:: DATA SHOWN ::

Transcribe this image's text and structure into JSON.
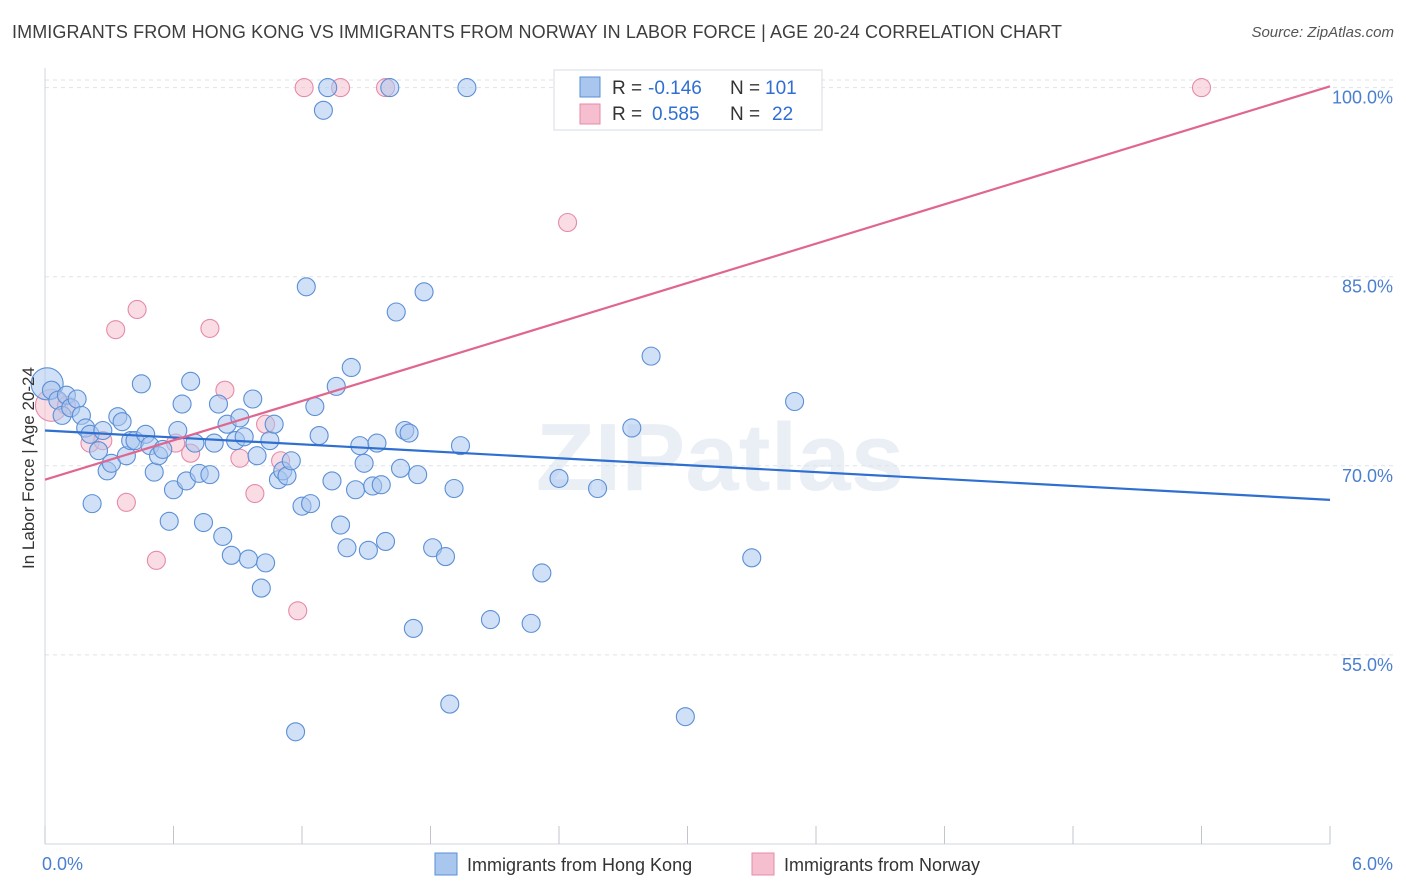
{
  "title": "IMMIGRANTS FROM HONG KONG VS IMMIGRANTS FROM NORWAY IN LABOR FORCE | AGE 20-24 CORRELATION CHART",
  "source": "Source: ZipAtlas.com",
  "watermark": "ZIPatlas",
  "colors": {
    "blue_fill": "#a9c6ef",
    "blue_stroke": "#5b8fd6",
    "blue_line": "#2f6fd0",
    "pink_fill": "#f6bfd0",
    "pink_stroke": "#e58aa8",
    "pink_line": "#e0668f",
    "tick_label": "#4a7fd0",
    "grid": "#dde3ea"
  },
  "legend": {
    "row1": {
      "r_label": "R =",
      "r_value": "-0.146",
      "n_label": "N =",
      "n_value": "101"
    },
    "row2": {
      "r_label": "R =",
      "r_value": "0.585",
      "n_label": "N =",
      "n_value": "22"
    }
  },
  "chart_data": {
    "type": "scatter",
    "title": "IMMIGRANTS FROM HONG KONG VS IMMIGRANTS FROM NORWAY IN LABOR FORCE | AGE 20-24 CORRELATION CHART",
    "xlabel": "",
    "ylabel": "In Labor Force | Age 20-24",
    "xlim": [
      0,
      6
    ],
    "ylim": [
      40,
      101
    ],
    "x_tick_labels": [
      "0.0%",
      "6.0%"
    ],
    "y_ticks": [
      55,
      70,
      85,
      100
    ],
    "y_tick_labels": [
      "55.0%",
      "70.0%",
      "85.0%",
      "100.0%"
    ],
    "grid": true,
    "legend_position": "top-center",
    "series": [
      {
        "name": "Immigrants from Hong Kong",
        "color": "#a9c6ef",
        "trend": {
          "x": [
            0,
            6
          ],
          "y": [
            72.8,
            67.3
          ]
        },
        "points": [
          [
            0.01,
            76.5
          ],
          [
            0.03,
            76.0
          ],
          [
            0.06,
            75.2
          ],
          [
            0.08,
            74.0
          ],
          [
            0.1,
            75.6
          ],
          [
            0.12,
            74.6
          ],
          [
            0.15,
            75.3
          ],
          [
            0.17,
            74.0
          ],
          [
            0.19,
            73.0
          ],
          [
            0.21,
            72.5
          ],
          [
            0.22,
            67.0
          ],
          [
            0.25,
            71.2
          ],
          [
            0.27,
            72.8
          ],
          [
            0.29,
            69.6
          ],
          [
            0.31,
            70.2
          ],
          [
            0.34,
            73.9
          ],
          [
            0.36,
            73.5
          ],
          [
            0.38,
            70.8
          ],
          [
            0.4,
            72.0
          ],
          [
            0.42,
            72.0
          ],
          [
            0.45,
            76.5
          ],
          [
            0.47,
            72.5
          ],
          [
            0.49,
            71.6
          ],
          [
            0.51,
            69.5
          ],
          [
            0.53,
            70.8
          ],
          [
            0.55,
            71.3
          ],
          [
            0.58,
            65.6
          ],
          [
            0.6,
            68.1
          ],
          [
            0.62,
            72.8
          ],
          [
            0.64,
            74.9
          ],
          [
            0.66,
            68.8
          ],
          [
            0.68,
            76.7
          ],
          [
            0.7,
            71.8
          ],
          [
            0.72,
            69.4
          ],
          [
            0.74,
            65.5
          ],
          [
            0.77,
            69.3
          ],
          [
            0.79,
            71.8
          ],
          [
            0.81,
            74.9
          ],
          [
            0.83,
            64.4
          ],
          [
            0.85,
            73.3
          ],
          [
            0.87,
            62.9
          ],
          [
            0.89,
            72.0
          ],
          [
            0.91,
            73.8
          ],
          [
            0.93,
            72.3
          ],
          [
            0.95,
            62.6
          ],
          [
            0.97,
            75.3
          ],
          [
            0.99,
            70.8
          ],
          [
            1.01,
            60.3
          ],
          [
            1.03,
            62.3
          ],
          [
            1.05,
            72.0
          ],
          [
            1.07,
            73.3
          ],
          [
            1.09,
            68.9
          ],
          [
            1.11,
            69.6
          ],
          [
            1.13,
            69.2
          ],
          [
            1.15,
            70.4
          ],
          [
            1.17,
            48.9
          ],
          [
            1.2,
            66.8
          ],
          [
            1.22,
            84.2
          ],
          [
            1.24,
            67.0
          ],
          [
            1.26,
            74.7
          ],
          [
            1.28,
            72.4
          ],
          [
            1.3,
            98.2
          ],
          [
            1.32,
            100.0
          ],
          [
            1.34,
            68.8
          ],
          [
            1.36,
            76.3
          ],
          [
            1.38,
            65.3
          ],
          [
            1.41,
            63.5
          ],
          [
            1.43,
            77.8
          ],
          [
            1.45,
            68.1
          ],
          [
            1.47,
            71.6
          ],
          [
            1.49,
            70.2
          ],
          [
            1.51,
            63.3
          ],
          [
            1.53,
            68.4
          ],
          [
            1.55,
            71.8
          ],
          [
            1.57,
            68.5
          ],
          [
            1.59,
            64.0
          ],
          [
            1.61,
            100.0
          ],
          [
            1.64,
            82.2
          ],
          [
            1.66,
            69.8
          ],
          [
            1.68,
            72.8
          ],
          [
            1.7,
            72.6
          ],
          [
            1.72,
            57.1
          ],
          [
            1.74,
            69.3
          ],
          [
            1.77,
            83.8
          ],
          [
            1.81,
            63.5
          ],
          [
            1.87,
            62.8
          ],
          [
            1.89,
            51.1
          ],
          [
            1.91,
            68.2
          ],
          [
            1.94,
            71.6
          ],
          [
            1.97,
            100.0
          ],
          [
            2.08,
            57.8
          ],
          [
            2.27,
            57.5
          ],
          [
            2.32,
            61.5
          ],
          [
            2.4,
            69.0
          ],
          [
            2.58,
            68.2
          ],
          [
            2.74,
            73.0
          ],
          [
            2.83,
            78.7
          ],
          [
            2.99,
            50.1
          ],
          [
            3.3,
            62.7
          ],
          [
            3.5,
            75.1
          ]
        ]
      },
      {
        "name": "Immigrants from Norway",
        "color": "#f6bfd0",
        "trend": {
          "x": [
            0,
            6
          ],
          "y": [
            68.9,
            100.1
          ]
        },
        "points": [
          [
            0.03,
            74.8
          ],
          [
            0.1,
            74.8
          ],
          [
            0.21,
            71.8
          ],
          [
            0.27,
            72.0
          ],
          [
            0.33,
            80.8
          ],
          [
            0.38,
            67.1
          ],
          [
            0.43,
            82.4
          ],
          [
            0.52,
            62.5
          ],
          [
            0.61,
            71.8
          ],
          [
            0.68,
            71.0
          ],
          [
            0.77,
            80.9
          ],
          [
            0.84,
            76.0
          ],
          [
            0.91,
            70.6
          ],
          [
            0.98,
            67.8
          ],
          [
            1.03,
            73.3
          ],
          [
            1.1,
            70.4
          ],
          [
            1.18,
            58.5
          ],
          [
            1.21,
            100.0
          ],
          [
            1.38,
            100.0
          ],
          [
            1.59,
            100.0
          ],
          [
            2.44,
            89.3
          ],
          [
            5.4,
            100.0
          ]
        ]
      }
    ]
  },
  "bottom_legend": {
    "items": [
      {
        "label": "Immigrants from Hong Kong"
      },
      {
        "label": "Immigrants from Norway"
      }
    ]
  }
}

:::

EXERCISE BRIEF: Take the listing above and print it exactly, apart from the pictures.

RESPONSE TO THE EXERCISE:
Transcribe this image's text and structure into JSON.
{
  "title": "IMMIGRANTS FROM HONG KONG VS IMMIGRANTS FROM NORWAY IN LABOR FORCE | AGE 20-24 CORRELATION CHART",
  "source": "Source: ZipAtlas.com",
  "watermark": "ZIPatlas",
  "colors": {
    "blue_fill": "#a9c6ef",
    "blue_stroke": "#5b8fd6",
    "blue_line": "#2f6fd0",
    "pink_fill": "#f6bfd0",
    "pink_stroke": "#e58aa8",
    "pink_line": "#e0668f",
    "tick_label": "#4a7fd0",
    "grid": "#dde3ea"
  },
  "legend": {
    "row1": {
      "r_label": "R =",
      "r_value": "-0.146",
      "n_label": "N =",
      "n_value": "101"
    },
    "row2": {
      "r_label": "R =",
      "r_value": "0.585",
      "n_label": "N =",
      "n_value": "22"
    }
  },
  "chart_data": {
    "type": "scatter",
    "title": "IMMIGRANTS FROM HONG KONG VS IMMIGRANTS FROM NORWAY IN LABOR FORCE | AGE 20-24 CORRELATION CHART",
    "xlabel": "",
    "ylabel": "In Labor Force | Age 20-24",
    "xlim": [
      0,
      6
    ],
    "ylim": [
      40,
      101
    ],
    "x_tick_labels": [
      "0.0%",
      "6.0%"
    ],
    "y_ticks": [
      55,
      70,
      85,
      100
    ],
    "y_tick_labels": [
      "55.0%",
      "70.0%",
      "85.0%",
      "100.0%"
    ],
    "grid": true,
    "legend_position": "top-center",
    "series": [
      {
        "name": "Immigrants from Hong Kong",
        "color": "#a9c6ef",
        "trend": {
          "x": [
            0,
            6
          ],
          "y": [
            72.8,
            67.3
          ]
        },
        "points": [
          [
            0.01,
            76.5
          ],
          [
            0.03,
            76.0
          ],
          [
            0.06,
            75.2
          ],
          [
            0.08,
            74.0
          ],
          [
            0.1,
            75.6
          ],
          [
            0.12,
            74.6
          ],
          [
            0.15,
            75.3
          ],
          [
            0.17,
            74.0
          ],
          [
            0.19,
            73.0
          ],
          [
            0.21,
            72.5
          ],
          [
            0.22,
            67.0
          ],
          [
            0.25,
            71.2
          ],
          [
            0.27,
            72.8
          ],
          [
            0.29,
            69.6
          ],
          [
            0.31,
            70.2
          ],
          [
            0.34,
            73.9
          ],
          [
            0.36,
            73.5
          ],
          [
            0.38,
            70.8
          ],
          [
            0.4,
            72.0
          ],
          [
            0.42,
            72.0
          ],
          [
            0.45,
            76.5
          ],
          [
            0.47,
            72.5
          ],
          [
            0.49,
            71.6
          ],
          [
            0.51,
            69.5
          ],
          [
            0.53,
            70.8
          ],
          [
            0.55,
            71.3
          ],
          [
            0.58,
            65.6
          ],
          [
            0.6,
            68.1
          ],
          [
            0.62,
            72.8
          ],
          [
            0.64,
            74.9
          ],
          [
            0.66,
            68.8
          ],
          [
            0.68,
            76.7
          ],
          [
            0.7,
            71.8
          ],
          [
            0.72,
            69.4
          ],
          [
            0.74,
            65.5
          ],
          [
            0.77,
            69.3
          ],
          [
            0.79,
            71.8
          ],
          [
            0.81,
            74.9
          ],
          [
            0.83,
            64.4
          ],
          [
            0.85,
            73.3
          ],
          [
            0.87,
            62.9
          ],
          [
            0.89,
            72.0
          ],
          [
            0.91,
            73.8
          ],
          [
            0.93,
            72.3
          ],
          [
            0.95,
            62.6
          ],
          [
            0.97,
            75.3
          ],
          [
            0.99,
            70.8
          ],
          [
            1.01,
            60.3
          ],
          [
            1.03,
            62.3
          ],
          [
            1.05,
            72.0
          ],
          [
            1.07,
            73.3
          ],
          [
            1.09,
            68.9
          ],
          [
            1.11,
            69.6
          ],
          [
            1.13,
            69.2
          ],
          [
            1.15,
            70.4
          ],
          [
            1.17,
            48.9
          ],
          [
            1.2,
            66.8
          ],
          [
            1.22,
            84.2
          ],
          [
            1.24,
            67.0
          ],
          [
            1.26,
            74.7
          ],
          [
            1.28,
            72.4
          ],
          [
            1.3,
            98.2
          ],
          [
            1.32,
            100.0
          ],
          [
            1.34,
            68.8
          ],
          [
            1.36,
            76.3
          ],
          [
            1.38,
            65.3
          ],
          [
            1.41,
            63.5
          ],
          [
            1.43,
            77.8
          ],
          [
            1.45,
            68.1
          ],
          [
            1.47,
            71.6
          ],
          [
            1.49,
            70.2
          ],
          [
            1.51,
            63.3
          ],
          [
            1.53,
            68.4
          ],
          [
            1.55,
            71.8
          ],
          [
            1.57,
            68.5
          ],
          [
            1.59,
            64.0
          ],
          [
            1.61,
            100.0
          ],
          [
            1.64,
            82.2
          ],
          [
            1.66,
            69.8
          ],
          [
            1.68,
            72.8
          ],
          [
            1.7,
            72.6
          ],
          [
            1.72,
            57.1
          ],
          [
            1.74,
            69.3
          ],
          [
            1.77,
            83.8
          ],
          [
            1.81,
            63.5
          ],
          [
            1.87,
            62.8
          ],
          [
            1.89,
            51.1
          ],
          [
            1.91,
            68.2
          ],
          [
            1.94,
            71.6
          ],
          [
            1.97,
            100.0
          ],
          [
            2.08,
            57.8
          ],
          [
            2.27,
            57.5
          ],
          [
            2.32,
            61.5
          ],
          [
            2.4,
            69.0
          ],
          [
            2.58,
            68.2
          ],
          [
            2.74,
            73.0
          ],
          [
            2.83,
            78.7
          ],
          [
            2.99,
            50.1
          ],
          [
            3.3,
            62.7
          ],
          [
            3.5,
            75.1
          ]
        ]
      },
      {
        "name": "Immigrants from Norway",
        "color": "#f6bfd0",
        "trend": {
          "x": [
            0,
            6
          ],
          "y": [
            68.9,
            100.1
          ]
        },
        "points": [
          [
            0.03,
            74.8
          ],
          [
            0.1,
            74.8
          ],
          [
            0.21,
            71.8
          ],
          [
            0.27,
            72.0
          ],
          [
            0.33,
            80.8
          ],
          [
            0.38,
            67.1
          ],
          [
            0.43,
            82.4
          ],
          [
            0.52,
            62.5
          ],
          [
            0.61,
            71.8
          ],
          [
            0.68,
            71.0
          ],
          [
            0.77,
            80.9
          ],
          [
            0.84,
            76.0
          ],
          [
            0.91,
            70.6
          ],
          [
            0.98,
            67.8
          ],
          [
            1.03,
            73.3
          ],
          [
            1.1,
            70.4
          ],
          [
            1.18,
            58.5
          ],
          [
            1.21,
            100.0
          ],
          [
            1.38,
            100.0
          ],
          [
            1.59,
            100.0
          ],
          [
            2.44,
            89.3
          ],
          [
            5.4,
            100.0
          ]
        ]
      }
    ]
  },
  "bottom_legend": {
    "items": [
      {
        "label": "Immigrants from Hong Kong"
      },
      {
        "label": "Immigrants from Norway"
      }
    ]
  }
}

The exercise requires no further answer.